* _Goal_
Produce the listing below again, exactly as shown.

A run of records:
^^^^^^^^^^^^^^^^
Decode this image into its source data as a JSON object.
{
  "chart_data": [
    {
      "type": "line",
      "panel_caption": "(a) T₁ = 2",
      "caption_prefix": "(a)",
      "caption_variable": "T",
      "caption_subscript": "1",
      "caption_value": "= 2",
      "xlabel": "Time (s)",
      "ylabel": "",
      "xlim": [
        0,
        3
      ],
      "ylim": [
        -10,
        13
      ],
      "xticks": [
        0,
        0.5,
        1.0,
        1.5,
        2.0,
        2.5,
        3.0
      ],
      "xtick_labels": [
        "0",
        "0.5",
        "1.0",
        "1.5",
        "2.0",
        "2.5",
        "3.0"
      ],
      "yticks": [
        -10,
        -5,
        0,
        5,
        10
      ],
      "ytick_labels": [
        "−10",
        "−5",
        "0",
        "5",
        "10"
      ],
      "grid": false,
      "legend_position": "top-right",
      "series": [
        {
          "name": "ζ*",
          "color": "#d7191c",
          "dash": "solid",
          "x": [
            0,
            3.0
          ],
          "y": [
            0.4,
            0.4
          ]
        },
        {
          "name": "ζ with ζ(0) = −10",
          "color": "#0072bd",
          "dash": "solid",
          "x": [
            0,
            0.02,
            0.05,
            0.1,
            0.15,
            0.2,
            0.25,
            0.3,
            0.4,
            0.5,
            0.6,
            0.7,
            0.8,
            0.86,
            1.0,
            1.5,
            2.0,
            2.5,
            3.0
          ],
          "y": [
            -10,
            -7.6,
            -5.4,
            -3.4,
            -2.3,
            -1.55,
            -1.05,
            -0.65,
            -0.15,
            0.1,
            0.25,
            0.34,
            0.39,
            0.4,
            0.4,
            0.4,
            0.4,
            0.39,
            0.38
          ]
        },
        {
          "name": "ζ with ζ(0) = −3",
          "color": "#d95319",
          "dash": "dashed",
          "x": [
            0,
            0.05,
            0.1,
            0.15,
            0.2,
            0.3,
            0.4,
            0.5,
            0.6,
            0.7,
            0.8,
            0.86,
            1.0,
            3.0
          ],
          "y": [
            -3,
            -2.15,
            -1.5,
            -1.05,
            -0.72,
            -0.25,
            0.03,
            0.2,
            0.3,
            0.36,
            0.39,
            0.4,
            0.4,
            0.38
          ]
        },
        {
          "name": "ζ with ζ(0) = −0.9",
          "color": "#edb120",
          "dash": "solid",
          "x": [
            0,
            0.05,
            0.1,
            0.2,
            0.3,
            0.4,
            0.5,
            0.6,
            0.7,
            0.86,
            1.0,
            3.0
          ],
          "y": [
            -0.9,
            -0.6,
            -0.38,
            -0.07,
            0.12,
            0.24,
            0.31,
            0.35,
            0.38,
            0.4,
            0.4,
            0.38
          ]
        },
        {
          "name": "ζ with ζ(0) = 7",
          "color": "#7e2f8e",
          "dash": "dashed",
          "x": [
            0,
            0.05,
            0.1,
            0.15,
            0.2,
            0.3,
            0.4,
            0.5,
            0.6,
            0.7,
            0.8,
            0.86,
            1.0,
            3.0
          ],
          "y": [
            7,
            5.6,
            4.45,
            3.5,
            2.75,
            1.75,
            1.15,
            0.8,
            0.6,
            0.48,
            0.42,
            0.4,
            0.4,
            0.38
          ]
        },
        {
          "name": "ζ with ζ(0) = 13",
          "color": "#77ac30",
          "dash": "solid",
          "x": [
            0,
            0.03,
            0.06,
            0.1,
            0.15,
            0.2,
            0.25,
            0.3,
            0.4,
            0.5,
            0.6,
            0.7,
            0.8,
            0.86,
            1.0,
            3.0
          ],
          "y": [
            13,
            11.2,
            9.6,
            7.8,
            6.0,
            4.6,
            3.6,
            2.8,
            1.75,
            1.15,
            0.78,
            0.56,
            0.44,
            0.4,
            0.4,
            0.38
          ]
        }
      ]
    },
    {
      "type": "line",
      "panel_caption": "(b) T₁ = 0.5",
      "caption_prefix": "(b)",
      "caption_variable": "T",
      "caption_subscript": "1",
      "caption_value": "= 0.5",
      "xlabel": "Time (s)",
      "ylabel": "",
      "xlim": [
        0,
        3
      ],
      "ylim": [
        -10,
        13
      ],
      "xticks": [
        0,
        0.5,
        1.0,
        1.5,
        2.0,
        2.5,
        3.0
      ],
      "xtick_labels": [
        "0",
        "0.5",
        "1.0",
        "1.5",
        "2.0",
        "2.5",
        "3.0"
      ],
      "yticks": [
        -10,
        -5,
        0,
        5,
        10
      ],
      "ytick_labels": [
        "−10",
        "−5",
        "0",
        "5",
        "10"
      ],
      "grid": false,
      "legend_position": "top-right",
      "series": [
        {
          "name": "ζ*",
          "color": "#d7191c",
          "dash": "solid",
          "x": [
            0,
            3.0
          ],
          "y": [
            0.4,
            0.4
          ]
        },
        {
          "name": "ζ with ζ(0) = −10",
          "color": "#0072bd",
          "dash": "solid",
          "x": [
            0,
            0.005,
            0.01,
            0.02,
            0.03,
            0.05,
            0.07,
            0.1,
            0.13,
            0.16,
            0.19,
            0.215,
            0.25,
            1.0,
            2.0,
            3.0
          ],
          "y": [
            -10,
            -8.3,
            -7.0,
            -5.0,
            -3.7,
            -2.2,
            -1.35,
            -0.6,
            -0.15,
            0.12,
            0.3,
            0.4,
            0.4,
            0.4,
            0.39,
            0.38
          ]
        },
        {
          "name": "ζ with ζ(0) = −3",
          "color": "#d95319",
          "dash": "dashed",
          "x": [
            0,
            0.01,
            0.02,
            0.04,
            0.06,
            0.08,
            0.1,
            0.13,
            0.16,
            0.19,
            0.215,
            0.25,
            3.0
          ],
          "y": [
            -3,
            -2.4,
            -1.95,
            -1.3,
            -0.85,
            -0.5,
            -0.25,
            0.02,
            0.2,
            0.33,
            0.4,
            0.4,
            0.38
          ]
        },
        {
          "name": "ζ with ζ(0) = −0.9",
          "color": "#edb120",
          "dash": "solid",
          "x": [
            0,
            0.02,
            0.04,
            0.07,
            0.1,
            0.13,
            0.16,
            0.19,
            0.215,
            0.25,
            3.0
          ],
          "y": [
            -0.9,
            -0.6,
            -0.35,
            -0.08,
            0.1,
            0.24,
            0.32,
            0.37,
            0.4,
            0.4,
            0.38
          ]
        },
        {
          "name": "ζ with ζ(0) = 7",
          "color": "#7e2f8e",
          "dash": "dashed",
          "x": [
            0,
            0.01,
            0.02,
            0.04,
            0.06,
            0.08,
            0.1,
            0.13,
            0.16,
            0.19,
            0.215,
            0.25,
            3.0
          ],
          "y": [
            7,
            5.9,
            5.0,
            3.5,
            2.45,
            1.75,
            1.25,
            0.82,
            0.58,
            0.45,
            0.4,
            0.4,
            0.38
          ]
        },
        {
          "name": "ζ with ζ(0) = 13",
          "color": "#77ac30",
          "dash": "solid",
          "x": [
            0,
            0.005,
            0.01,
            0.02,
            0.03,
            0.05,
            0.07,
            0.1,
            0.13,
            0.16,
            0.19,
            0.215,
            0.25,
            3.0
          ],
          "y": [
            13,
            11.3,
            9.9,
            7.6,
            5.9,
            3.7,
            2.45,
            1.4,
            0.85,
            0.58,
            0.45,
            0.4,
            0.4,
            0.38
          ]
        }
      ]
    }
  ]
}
^^^^^^^^^^^^^^^^
* _Solution to the problem_
Decode this image into its source data as a JSON object.
{
  "chart_data": [
    {
      "type": "line",
      "panel_caption": "(a) T₁ = 2",
      "caption_prefix": "(a)",
      "caption_variable": "T",
      "caption_subscript": "1",
      "caption_value": "= 2",
      "xlabel": "Time (s)",
      "ylabel": "",
      "xlim": [
        0,
        3
      ],
      "ylim": [
        -10,
        13
      ],
      "xticks": [
        0,
        0.5,
        1.0,
        1.5,
        2.0,
        2.5,
        3.0
      ],
      "xtick_labels": [
        "0",
        "0.5",
        "1.0",
        "1.5",
        "2.0",
        "2.5",
        "3.0"
      ],
      "yticks": [
        -10,
        -5,
        0,
        5,
        10
      ],
      "ytick_labels": [
        "−10",
        "−5",
        "0",
        "5",
        "10"
      ],
      "grid": false,
      "legend_position": "top-right",
      "series": [
        {
          "name": "ζ*",
          "color": "#d7191c",
          "dash": "solid",
          "x": [
            0,
            3.0
          ],
          "y": [
            0.4,
            0.4
          ]
        },
        {
          "name": "ζ with ζ(0) = −10",
          "color": "#0072bd",
          "dash": "solid",
          "x": [
            0,
            0.02,
            0.05,
            0.1,
            0.15,
            0.2,
            0.25,
            0.3,
            0.4,
            0.5,
            0.6,
            0.7,
            0.8,
            0.86,
            1.0,
            1.5,
            2.0,
            2.5,
            3.0
          ],
          "y": [
            -10,
            -7.6,
            -5.4,
            -3.4,
            -2.3,
            -1.55,
            -1.05,
            -0.65,
            -0.15,
            0.1,
            0.25,
            0.34,
            0.39,
            0.4,
            0.4,
            0.4,
            0.4,
            0.39,
            0.38
          ]
        },
        {
          "name": "ζ with ζ(0) = −3",
          "color": "#d95319",
          "dash": "dashed",
          "x": [
            0,
            0.05,
            0.1,
            0.15,
            0.2,
            0.3,
            0.4,
            0.5,
            0.6,
            0.7,
            0.8,
            0.86,
            1.0,
            3.0
          ],
          "y": [
            -3,
            -2.15,
            -1.5,
            -1.05,
            -0.72,
            -0.25,
            0.03,
            0.2,
            0.3,
            0.36,
            0.39,
            0.4,
            0.4,
            0.38
          ]
        },
        {
          "name": "ζ with ζ(0) = −0.9",
          "color": "#edb120",
          "dash": "solid",
          "x": [
            0,
            0.05,
            0.1,
            0.2,
            0.3,
            0.4,
            0.5,
            0.6,
            0.7,
            0.86,
            1.0,
            3.0
          ],
          "y": [
            -0.9,
            -0.6,
            -0.38,
            -0.07,
            0.12,
            0.24,
            0.31,
            0.35,
            0.38,
            0.4,
            0.4,
            0.38
          ]
        },
        {
          "name": "ζ with ζ(0) = 7",
          "color": "#7e2f8e",
          "dash": "dashed",
          "x": [
            0,
            0.05,
            0.1,
            0.15,
            0.2,
            0.3,
            0.4,
            0.5,
            0.6,
            0.7,
            0.8,
            0.86,
            1.0,
            3.0
          ],
          "y": [
            7,
            5.6,
            4.45,
            3.5,
            2.75,
            1.75,
            1.15,
            0.8,
            0.6,
            0.48,
            0.42,
            0.4,
            0.4,
            0.38
          ]
        },
        {
          "name": "ζ with ζ(0) = 13",
          "color": "#77ac30",
          "dash": "solid",
          "x": [
            0,
            0.03,
            0.06,
            0.1,
            0.15,
            0.2,
            0.25,
            0.3,
            0.4,
            0.5,
            0.6,
            0.7,
            0.8,
            0.86,
            1.0,
            3.0
          ],
          "y": [
            13,
            11.2,
            9.6,
            7.8,
            6.0,
            4.6,
            3.6,
            2.8,
            1.75,
            1.15,
            0.78,
            0.56,
            0.44,
            0.4,
            0.4,
            0.38
          ]
        }
      ]
    },
    {
      "type": "line",
      "panel_caption": "(b) T₁ = 0.5",
      "caption_prefix": "(b)",
      "caption_variable": "T",
      "caption_subscript": "1",
      "caption_value": "= 0.5",
      "xlabel": "Time (s)",
      "ylabel": "",
      "xlim": [
        0,
        3
      ],
      "ylim": [
        -10,
        13
      ],
      "xticks": [
        0,
        0.5,
        1.0,
        1.5,
        2.0,
        2.5,
        3.0
      ],
      "xtick_labels": [
        "0",
        "0.5",
        "1.0",
        "1.5",
        "2.0",
        "2.5",
        "3.0"
      ],
      "yticks": [
        -10,
        -5,
        0,
        5,
        10
      ],
      "ytick_labels": [
        "−10",
        "−5",
        "0",
        "5",
        "10"
      ],
      "grid": false,
      "legend_position": "top-right",
      "series": [
        {
          "name": "ζ*",
          "color": "#d7191c",
          "dash": "solid",
          "x": [
            0,
            3.0
          ],
          "y": [
            0.4,
            0.4
          ]
        },
        {
          "name": "ζ with ζ(0) = −10",
          "color": "#0072bd",
          "dash": "solid",
          "x": [
            0,
            0.005,
            0.01,
            0.02,
            0.03,
            0.05,
            0.07,
            0.1,
            0.13,
            0.16,
            0.19,
            0.215,
            0.25,
            1.0,
            2.0,
            3.0
          ],
          "y": [
            -10,
            -8.3,
            -7.0,
            -5.0,
            -3.7,
            -2.2,
            -1.35,
            -0.6,
            -0.15,
            0.12,
            0.3,
            0.4,
            0.4,
            0.4,
            0.39,
            0.38
          ]
        },
        {
          "name": "ζ with ζ(0) = −3",
          "color": "#d95319",
          "dash": "dashed",
          "x": [
            0,
            0.01,
            0.02,
            0.04,
            0.06,
            0.08,
            0.1,
            0.13,
            0.16,
            0.19,
            0.215,
            0.25,
            3.0
          ],
          "y": [
            -3,
            -2.4,
            -1.95,
            -1.3,
            -0.85,
            -0.5,
            -0.25,
            0.02,
            0.2,
            0.33,
            0.4,
            0.4,
            0.38
          ]
        },
        {
          "name": "ζ with ζ(0) = −0.9",
          "color": "#edb120",
          "dash": "solid",
          "x": [
            0,
            0.02,
            0.04,
            0.07,
            0.1,
            0.13,
            0.16,
            0.19,
            0.215,
            0.25,
            3.0
          ],
          "y": [
            -0.9,
            -0.6,
            -0.35,
            -0.08,
            0.1,
            0.24,
            0.32,
            0.37,
            0.4,
            0.4,
            0.38
          ]
        },
        {
          "name": "ζ with ζ(0) = 7",
          "color": "#7e2f8e",
          "dash": "dashed",
          "x": [
            0,
            0.01,
            0.02,
            0.04,
            0.06,
            0.08,
            0.1,
            0.13,
            0.16,
            0.19,
            0.215,
            0.25,
            3.0
          ],
          "y": [
            7,
            5.9,
            5.0,
            3.5,
            2.45,
            1.75,
            1.25,
            0.82,
            0.58,
            0.45,
            0.4,
            0.4,
            0.38
          ]
        },
        {
          "name": "ζ with ζ(0) = 13",
          "color": "#77ac30",
          "dash": "solid",
          "x": [
            0,
            0.005,
            0.01,
            0.02,
            0.03,
            0.05,
            0.07,
            0.1,
            0.13,
            0.16,
            0.19,
            0.215,
            0.25,
            3.0
          ],
          "y": [
            13,
            11.3,
            9.9,
            7.6,
            5.9,
            3.7,
            2.45,
            1.4,
            0.85,
            0.58,
            0.45,
            0.4,
            0.4,
            0.38
          ]
        }
      ]
    }
  ]
}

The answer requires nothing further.